## START Material

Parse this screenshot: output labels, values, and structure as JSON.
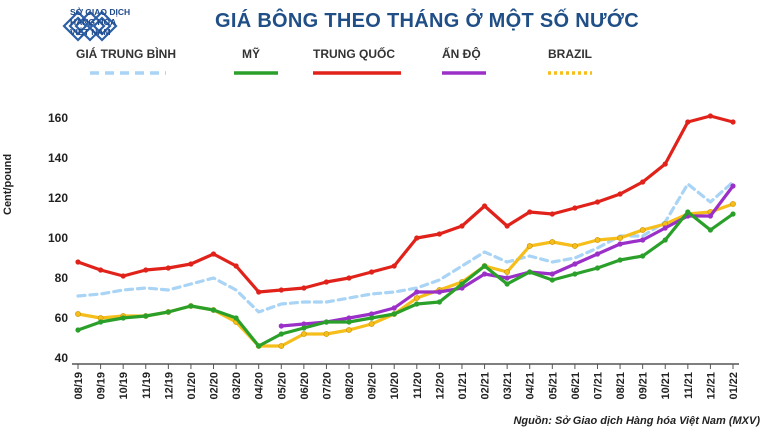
{
  "header": {
    "logo_lines": [
      "SỞ GIAO DỊCH",
      "HÀNG HÓA",
      "VIỆT NAM"
    ],
    "title": "GIÁ BÔNG THEO THÁNG Ở MỘT SỐ NƯỚC"
  },
  "legend": [
    {
      "label": "GIÁ TRUNG BÌNH",
      "color": "#a9d4f5",
      "style": "dashed"
    },
    {
      "label": "MỸ",
      "color": "#2aa02a",
      "style": "solid"
    },
    {
      "label": "TRUNG QUỐC",
      "color": "#e0221a",
      "style": "solid"
    },
    {
      "label": "ẤN ĐỘ",
      "color": "#9b30c8",
      "style": "solid"
    },
    {
      "label": "BRAZIL",
      "color": "#f5be1a",
      "style": "dotted"
    }
  ],
  "source": "Nguồn: Sở Giao dịch Hàng hóa Việt Nam (MXV)",
  "chart_data": {
    "type": "line",
    "title": "GIÁ BÔNG THEO THÁNG Ở MỘT SỐ NƯỚC",
    "xlabel": "",
    "ylabel": "Cent/pound",
    "ylim": [
      40,
      165
    ],
    "yticks": [
      40,
      60,
      80,
      100,
      120,
      140,
      160
    ],
    "grid": false,
    "categories": [
      "08/19",
      "09/19",
      "10/19",
      "11/19",
      "12/19",
      "01/20",
      "02/20",
      "03/20",
      "04/20",
      "05/20",
      "06/20",
      "07/20",
      "08/20",
      "09/20",
      "10/20",
      "11/20",
      "12/20",
      "01/21",
      "02/21",
      "03/21",
      "04/21",
      "05/21",
      "06/21",
      "07/21",
      "08/21",
      "09/21",
      "10/21",
      "11/21",
      "12/21",
      "01/22"
    ],
    "series": [
      {
        "name": "Giá trung bình",
        "color": "#a9d4f5",
        "dash": "7,5",
        "values": [
          71,
          72,
          74,
          75,
          74,
          77,
          80,
          74,
          63,
          67,
          68,
          68,
          70,
          72,
          73,
          75,
          79,
          86,
          93,
          88,
          91,
          88,
          90,
          95,
          101,
          101,
          108,
          127,
          118,
          128
        ]
      },
      {
        "name": "Mỹ",
        "color": "#2aa02a",
        "values": [
          54,
          58,
          60,
          61,
          63,
          66,
          64,
          60,
          46,
          52,
          55,
          58,
          58,
          60,
          62,
          67,
          68,
          77,
          86,
          77,
          83,
          79,
          82,
          85,
          89,
          91,
          99,
          113,
          104,
          112
        ]
      },
      {
        "name": "Trung Quốc",
        "color": "#e0221a",
        "values": [
          88,
          84,
          81,
          84,
          85,
          87,
          92,
          86,
          73,
          74,
          75,
          78,
          80,
          83,
          86,
          100,
          102,
          106,
          116,
          106,
          113,
          112,
          115,
          118,
          122,
          128,
          137,
          158,
          161,
          158
        ]
      },
      {
        "name": "Ấn Độ",
        "color": "#9b30c8",
        "start": 9,
        "values": [
          null,
          null,
          null,
          null,
          null,
          null,
          null,
          null,
          null,
          56,
          57,
          58,
          60,
          62,
          65,
          73,
          73,
          75,
          82,
          80,
          83,
          82,
          87,
          92,
          97,
          99,
          105,
          111,
          111,
          126
        ]
      },
      {
        "name": "Brazil",
        "color": "#f5be1a",
        "values": [
          62,
          60,
          61,
          61,
          63,
          66,
          64,
          58,
          46,
          46,
          52,
          52,
          54,
          57,
          62,
          70,
          74,
          78,
          86,
          83,
          96,
          98,
          96,
          99,
          100,
          104,
          107,
          112,
          113,
          117
        ]
      }
    ]
  }
}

## END Material

→ Objective: Do not include the images; transcribe the rest of the listing exactly.

→ Result for this exercise:
Parse this screenshot: output labels, values, and structure as JSON.
{
  "header": {
    "logo_lines": [
      "SỞ GIAO DỊCH",
      "HÀNG HÓA",
      "VIỆT NAM"
    ],
    "title": "GIÁ BÔNG THEO THÁNG Ở MỘT SỐ NƯỚC"
  },
  "legend": [
    {
      "label": "GIÁ TRUNG BÌNH",
      "color": "#a9d4f5",
      "style": "dashed"
    },
    {
      "label": "MỸ",
      "color": "#2aa02a",
      "style": "solid"
    },
    {
      "label": "TRUNG QUỐC",
      "color": "#e0221a",
      "style": "solid"
    },
    {
      "label": "ẤN ĐỘ",
      "color": "#9b30c8",
      "style": "solid"
    },
    {
      "label": "BRAZIL",
      "color": "#f5be1a",
      "style": "dotted"
    }
  ],
  "source": "Nguồn: Sở Giao dịch Hàng hóa Việt Nam (MXV)",
  "chart_data": {
    "type": "line",
    "title": "GIÁ BÔNG THEO THÁNG Ở MỘT SỐ NƯỚC",
    "xlabel": "",
    "ylabel": "Cent/pound",
    "ylim": [
      40,
      165
    ],
    "yticks": [
      40,
      60,
      80,
      100,
      120,
      140,
      160
    ],
    "grid": false,
    "categories": [
      "08/19",
      "09/19",
      "10/19",
      "11/19",
      "12/19",
      "01/20",
      "02/20",
      "03/20",
      "04/20",
      "05/20",
      "06/20",
      "07/20",
      "08/20",
      "09/20",
      "10/20",
      "11/20",
      "12/20",
      "01/21",
      "02/21",
      "03/21",
      "04/21",
      "05/21",
      "06/21",
      "07/21",
      "08/21",
      "09/21",
      "10/21",
      "11/21",
      "12/21",
      "01/22"
    ],
    "series": [
      {
        "name": "Giá trung bình",
        "color": "#a9d4f5",
        "dash": "7,5",
        "values": [
          71,
          72,
          74,
          75,
          74,
          77,
          80,
          74,
          63,
          67,
          68,
          68,
          70,
          72,
          73,
          75,
          79,
          86,
          93,
          88,
          91,
          88,
          90,
          95,
          101,
          101,
          108,
          127,
          118,
          128
        ]
      },
      {
        "name": "Mỹ",
        "color": "#2aa02a",
        "values": [
          54,
          58,
          60,
          61,
          63,
          66,
          64,
          60,
          46,
          52,
          55,
          58,
          58,
          60,
          62,
          67,
          68,
          77,
          86,
          77,
          83,
          79,
          82,
          85,
          89,
          91,
          99,
          113,
          104,
          112
        ]
      },
      {
        "name": "Trung Quốc",
        "color": "#e0221a",
        "values": [
          88,
          84,
          81,
          84,
          85,
          87,
          92,
          86,
          73,
          74,
          75,
          78,
          80,
          83,
          86,
          100,
          102,
          106,
          116,
          106,
          113,
          112,
          115,
          118,
          122,
          128,
          137,
          158,
          161,
          158
        ]
      },
      {
        "name": "Ấn Độ",
        "color": "#9b30c8",
        "start": 9,
        "values": [
          null,
          null,
          null,
          null,
          null,
          null,
          null,
          null,
          null,
          56,
          57,
          58,
          60,
          62,
          65,
          73,
          73,
          75,
          82,
          80,
          83,
          82,
          87,
          92,
          97,
          99,
          105,
          111,
          111,
          126
        ]
      },
      {
        "name": "Brazil",
        "color": "#f5be1a",
        "values": [
          62,
          60,
          61,
          61,
          63,
          66,
          64,
          58,
          46,
          46,
          52,
          52,
          54,
          57,
          62,
          70,
          74,
          78,
          86,
          83,
          96,
          98,
          96,
          99,
          100,
          104,
          107,
          112,
          113,
          117
        ]
      }
    ]
  }
}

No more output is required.